◆ **CHALLENGE**
Quote the data below in full, please, without altering anything.

______

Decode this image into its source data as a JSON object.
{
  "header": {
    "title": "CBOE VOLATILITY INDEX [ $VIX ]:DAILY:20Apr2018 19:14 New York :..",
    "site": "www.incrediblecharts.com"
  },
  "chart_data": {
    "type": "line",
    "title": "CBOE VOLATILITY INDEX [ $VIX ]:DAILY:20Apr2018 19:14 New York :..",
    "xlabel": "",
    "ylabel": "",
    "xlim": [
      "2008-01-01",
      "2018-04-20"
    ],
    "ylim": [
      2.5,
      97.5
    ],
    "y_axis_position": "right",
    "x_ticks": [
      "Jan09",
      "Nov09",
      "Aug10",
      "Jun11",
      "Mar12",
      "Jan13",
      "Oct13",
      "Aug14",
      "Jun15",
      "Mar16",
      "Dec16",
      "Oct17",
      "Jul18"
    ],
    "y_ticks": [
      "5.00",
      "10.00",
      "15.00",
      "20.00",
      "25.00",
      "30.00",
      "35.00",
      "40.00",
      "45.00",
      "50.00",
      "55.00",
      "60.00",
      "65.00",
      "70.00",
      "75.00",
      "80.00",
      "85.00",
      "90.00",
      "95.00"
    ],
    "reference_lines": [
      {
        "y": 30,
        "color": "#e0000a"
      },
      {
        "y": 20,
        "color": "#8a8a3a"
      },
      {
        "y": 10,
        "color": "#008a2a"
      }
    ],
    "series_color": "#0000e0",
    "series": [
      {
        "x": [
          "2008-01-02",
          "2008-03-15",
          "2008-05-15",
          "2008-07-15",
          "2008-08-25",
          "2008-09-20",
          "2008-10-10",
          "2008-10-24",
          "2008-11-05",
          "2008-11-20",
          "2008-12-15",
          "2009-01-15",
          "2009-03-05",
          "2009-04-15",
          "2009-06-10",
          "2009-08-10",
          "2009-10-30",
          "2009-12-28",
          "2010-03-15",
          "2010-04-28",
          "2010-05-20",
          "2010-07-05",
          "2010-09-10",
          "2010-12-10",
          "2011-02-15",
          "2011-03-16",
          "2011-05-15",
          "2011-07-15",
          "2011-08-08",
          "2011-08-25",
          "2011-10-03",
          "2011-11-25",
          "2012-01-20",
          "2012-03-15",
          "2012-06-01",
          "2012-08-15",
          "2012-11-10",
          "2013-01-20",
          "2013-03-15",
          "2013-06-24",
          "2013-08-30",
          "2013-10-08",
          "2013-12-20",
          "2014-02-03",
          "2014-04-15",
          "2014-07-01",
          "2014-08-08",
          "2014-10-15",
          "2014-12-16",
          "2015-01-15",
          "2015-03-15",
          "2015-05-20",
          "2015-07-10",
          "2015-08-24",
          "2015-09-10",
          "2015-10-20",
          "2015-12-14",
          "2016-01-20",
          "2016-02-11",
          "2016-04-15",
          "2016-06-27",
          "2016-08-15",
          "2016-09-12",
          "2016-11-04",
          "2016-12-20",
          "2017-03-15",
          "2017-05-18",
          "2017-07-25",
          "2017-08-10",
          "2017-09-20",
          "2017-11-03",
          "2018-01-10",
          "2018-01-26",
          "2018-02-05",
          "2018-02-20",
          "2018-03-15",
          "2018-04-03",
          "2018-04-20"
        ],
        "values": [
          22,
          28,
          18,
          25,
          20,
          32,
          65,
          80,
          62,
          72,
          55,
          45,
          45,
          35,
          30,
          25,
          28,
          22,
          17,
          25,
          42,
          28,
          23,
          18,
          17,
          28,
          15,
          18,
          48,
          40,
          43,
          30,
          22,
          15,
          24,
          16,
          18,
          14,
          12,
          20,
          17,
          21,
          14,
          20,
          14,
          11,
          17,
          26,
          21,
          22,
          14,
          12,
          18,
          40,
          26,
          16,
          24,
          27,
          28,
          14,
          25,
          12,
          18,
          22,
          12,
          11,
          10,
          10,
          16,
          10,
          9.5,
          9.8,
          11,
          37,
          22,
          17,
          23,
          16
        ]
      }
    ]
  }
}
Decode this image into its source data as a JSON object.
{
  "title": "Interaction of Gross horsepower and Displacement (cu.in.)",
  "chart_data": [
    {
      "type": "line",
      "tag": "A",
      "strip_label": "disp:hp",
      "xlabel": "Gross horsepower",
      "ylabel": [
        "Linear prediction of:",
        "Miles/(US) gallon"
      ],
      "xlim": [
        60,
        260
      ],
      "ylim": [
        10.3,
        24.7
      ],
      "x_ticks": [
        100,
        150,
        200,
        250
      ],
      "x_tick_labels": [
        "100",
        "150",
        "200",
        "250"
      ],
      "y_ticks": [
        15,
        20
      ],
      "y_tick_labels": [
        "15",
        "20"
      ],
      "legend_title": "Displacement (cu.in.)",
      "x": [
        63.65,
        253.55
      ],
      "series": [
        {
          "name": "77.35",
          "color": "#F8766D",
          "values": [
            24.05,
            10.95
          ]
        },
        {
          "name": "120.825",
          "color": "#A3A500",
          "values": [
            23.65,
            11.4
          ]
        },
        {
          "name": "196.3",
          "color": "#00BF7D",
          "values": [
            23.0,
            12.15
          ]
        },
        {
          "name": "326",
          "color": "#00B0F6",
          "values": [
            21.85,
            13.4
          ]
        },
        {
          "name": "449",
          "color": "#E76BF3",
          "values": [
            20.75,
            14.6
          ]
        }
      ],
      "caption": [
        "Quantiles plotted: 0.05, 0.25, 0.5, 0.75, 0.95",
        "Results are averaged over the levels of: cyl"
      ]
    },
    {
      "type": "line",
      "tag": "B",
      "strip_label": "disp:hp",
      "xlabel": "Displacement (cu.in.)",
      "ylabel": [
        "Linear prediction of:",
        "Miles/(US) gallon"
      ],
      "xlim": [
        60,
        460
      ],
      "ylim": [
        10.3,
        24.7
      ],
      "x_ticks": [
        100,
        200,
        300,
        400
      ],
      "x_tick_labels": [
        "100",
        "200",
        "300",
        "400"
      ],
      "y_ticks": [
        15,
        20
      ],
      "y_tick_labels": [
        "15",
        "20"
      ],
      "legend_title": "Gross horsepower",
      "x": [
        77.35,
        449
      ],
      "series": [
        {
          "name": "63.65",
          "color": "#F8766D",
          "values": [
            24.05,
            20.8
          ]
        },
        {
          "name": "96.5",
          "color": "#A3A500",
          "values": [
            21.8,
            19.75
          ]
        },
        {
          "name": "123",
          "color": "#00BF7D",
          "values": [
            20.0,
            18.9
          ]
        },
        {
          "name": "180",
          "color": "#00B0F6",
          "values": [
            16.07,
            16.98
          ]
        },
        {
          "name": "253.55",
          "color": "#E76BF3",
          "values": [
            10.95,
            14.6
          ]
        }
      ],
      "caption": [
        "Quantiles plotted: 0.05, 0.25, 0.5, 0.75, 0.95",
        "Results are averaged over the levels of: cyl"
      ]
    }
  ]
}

______

◆ **OUTPUT OF THE EXERCISE**
Decode this image into its source data as a JSON object.
{
  "header": {
    "title": "CBOE VOLATILITY INDEX [ $VIX ]:DAILY:20Apr2018 19:14 New York :..",
    "site": "www.incrediblecharts.com"
  },
  "chart_data": {
    "type": "line",
    "title": "CBOE VOLATILITY INDEX [ $VIX ]:DAILY:20Apr2018 19:14 New York :..",
    "xlabel": "",
    "ylabel": "",
    "xlim": [
      "2008-01-01",
      "2018-04-20"
    ],
    "ylim": [
      2.5,
      97.5
    ],
    "y_axis_position": "right",
    "x_ticks": [
      "Jan09",
      "Nov09",
      "Aug10",
      "Jun11",
      "Mar12",
      "Jan13",
      "Oct13",
      "Aug14",
      "Jun15",
      "Mar16",
      "Dec16",
      "Oct17",
      "Jul18"
    ],
    "y_ticks": [
      "5.00",
      "10.00",
      "15.00",
      "20.00",
      "25.00",
      "30.00",
      "35.00",
      "40.00",
      "45.00",
      "50.00",
      "55.00",
      "60.00",
      "65.00",
      "70.00",
      "75.00",
      "80.00",
      "85.00",
      "90.00",
      "95.00"
    ],
    "reference_lines": [
      {
        "y": 30,
        "color": "#e0000a"
      },
      {
        "y": 20,
        "color": "#8a8a3a"
      },
      {
        "y": 10,
        "color": "#008a2a"
      }
    ],
    "series_color": "#0000e0",
    "series": [
      {
        "x": [
          "2008-01-02",
          "2008-03-15",
          "2008-05-15",
          "2008-07-15",
          "2008-08-25",
          "2008-09-20",
          "2008-10-10",
          "2008-10-24",
          "2008-11-05",
          "2008-11-20",
          "2008-12-15",
          "2009-01-15",
          "2009-03-05",
          "2009-04-15",
          "2009-06-10",
          "2009-08-10",
          "2009-10-30",
          "2009-12-28",
          "2010-03-15",
          "2010-04-28",
          "2010-05-20",
          "2010-07-05",
          "2010-09-10",
          "2010-12-10",
          "2011-02-15",
          "2011-03-16",
          "2011-05-15",
          "2011-07-15",
          "2011-08-08",
          "2011-08-25",
          "2011-10-03",
          "2011-11-25",
          "2012-01-20",
          "2012-03-15",
          "2012-06-01",
          "2012-08-15",
          "2012-11-10",
          "2013-01-20",
          "2013-03-15",
          "2013-06-24",
          "2013-08-30",
          "2013-10-08",
          "2013-12-20",
          "2014-02-03",
          "2014-04-15",
          "2014-07-01",
          "2014-08-08",
          "2014-10-15",
          "2014-12-16",
          "2015-01-15",
          "2015-03-15",
          "2015-05-20",
          "2015-07-10",
          "2015-08-24",
          "2015-09-10",
          "2015-10-20",
          "2015-12-14",
          "2016-01-20",
          "2016-02-11",
          "2016-04-15",
          "2016-06-27",
          "2016-08-15",
          "2016-09-12",
          "2016-11-04",
          "2016-12-20",
          "2017-03-15",
          "2017-05-18",
          "2017-07-25",
          "2017-08-10",
          "2017-09-20",
          "2017-11-03",
          "2018-01-10",
          "2018-01-26",
          "2018-02-05",
          "2018-02-20",
          "2018-03-15",
          "2018-04-03",
          "2018-04-20"
        ],
        "values": [
          22,
          28,
          18,
          25,
          20,
          32,
          65,
          80,
          62,
          72,
          55,
          45,
          45,
          35,
          30,
          25,
          28,
          22,
          17,
          25,
          42,
          28,
          23,
          18,
          17,
          28,
          15,
          18,
          48,
          40,
          43,
          30,
          22,
          15,
          24,
          16,
          18,
          14,
          12,
          20,
          17,
          21,
          14,
          20,
          14,
          11,
          17,
          26,
          21,
          22,
          14,
          12,
          18,
          40,
          26,
          16,
          24,
          27,
          28,
          14,
          25,
          12,
          18,
          22,
          12,
          11,
          10,
          10,
          16,
          10,
          9.5,
          9.8,
          11,
          37,
          22,
          17,
          23,
          16
        ]
      }
    ]
  }
}
Decode this image into its source data as a JSON object.
{
  "title": "Interaction of Gross horsepower and Displacement (cu.in.)",
  "chart_data": [
    {
      "type": "line",
      "tag": "A",
      "strip_label": "disp:hp",
      "xlabel": "Gross horsepower",
      "ylabel": [
        "Linear prediction of:",
        "Miles/(US) gallon"
      ],
      "xlim": [
        60,
        260
      ],
      "ylim": [
        10.3,
        24.7
      ],
      "x_ticks": [
        100,
        150,
        200,
        250
      ],
      "x_tick_labels": [
        "100",
        "150",
        "200",
        "250"
      ],
      "y_ticks": [
        15,
        20
      ],
      "y_tick_labels": [
        "15",
        "20"
      ],
      "legend_title": "Displacement (cu.in.)",
      "x": [
        63.65,
        253.55
      ],
      "series": [
        {
          "name": "77.35",
          "color": "#F8766D",
          "values": [
            24.05,
            10.95
          ]
        },
        {
          "name": "120.825",
          "color": "#A3A500",
          "values": [
            23.65,
            11.4
          ]
        },
        {
          "name": "196.3",
          "color": "#00BF7D",
          "values": [
            23.0,
            12.15
          ]
        },
        {
          "name": "326",
          "color": "#00B0F6",
          "values": [
            21.85,
            13.4
          ]
        },
        {
          "name": "449",
          "color": "#E76BF3",
          "values": [
            20.75,
            14.6
          ]
        }
      ],
      "caption": [
        "Quantiles plotted: 0.05, 0.25, 0.5, 0.75, 0.95",
        "Results are averaged over the levels of: cyl"
      ]
    },
    {
      "type": "line",
      "tag": "B",
      "strip_label": "disp:hp",
      "xlabel": "Displacement (cu.in.)",
      "ylabel": [
        "Linear prediction of:",
        "Miles/(US) gallon"
      ],
      "xlim": [
        60,
        460
      ],
      "ylim": [
        10.3,
        24.7
      ],
      "x_ticks": [
        100,
        200,
        300,
        400
      ],
      "x_tick_labels": [
        "100",
        "200",
        "300",
        "400"
      ],
      "y_ticks": [
        15,
        20
      ],
      "y_tick_labels": [
        "15",
        "20"
      ],
      "legend_title": "Gross horsepower",
      "x": [
        77.35,
        449
      ],
      "series": [
        {
          "name": "63.65",
          "color": "#F8766D",
          "values": [
            24.05,
            20.8
          ]
        },
        {
          "name": "96.5",
          "color": "#A3A500",
          "values": [
            21.8,
            19.75
          ]
        },
        {
          "name": "123",
          "color": "#00BF7D",
          "values": [
            20.0,
            18.9
          ]
        },
        {
          "name": "180",
          "color": "#00B0F6",
          "values": [
            16.07,
            16.98
          ]
        },
        {
          "name": "253.55",
          "color": "#E76BF3",
          "values": [
            10.95,
            14.6
          ]
        }
      ],
      "caption": [
        "Quantiles plotted: 0.05, 0.25, 0.5, 0.75, 0.95",
        "Results are averaged over the levels of: cyl"
      ]
    }
  ]
}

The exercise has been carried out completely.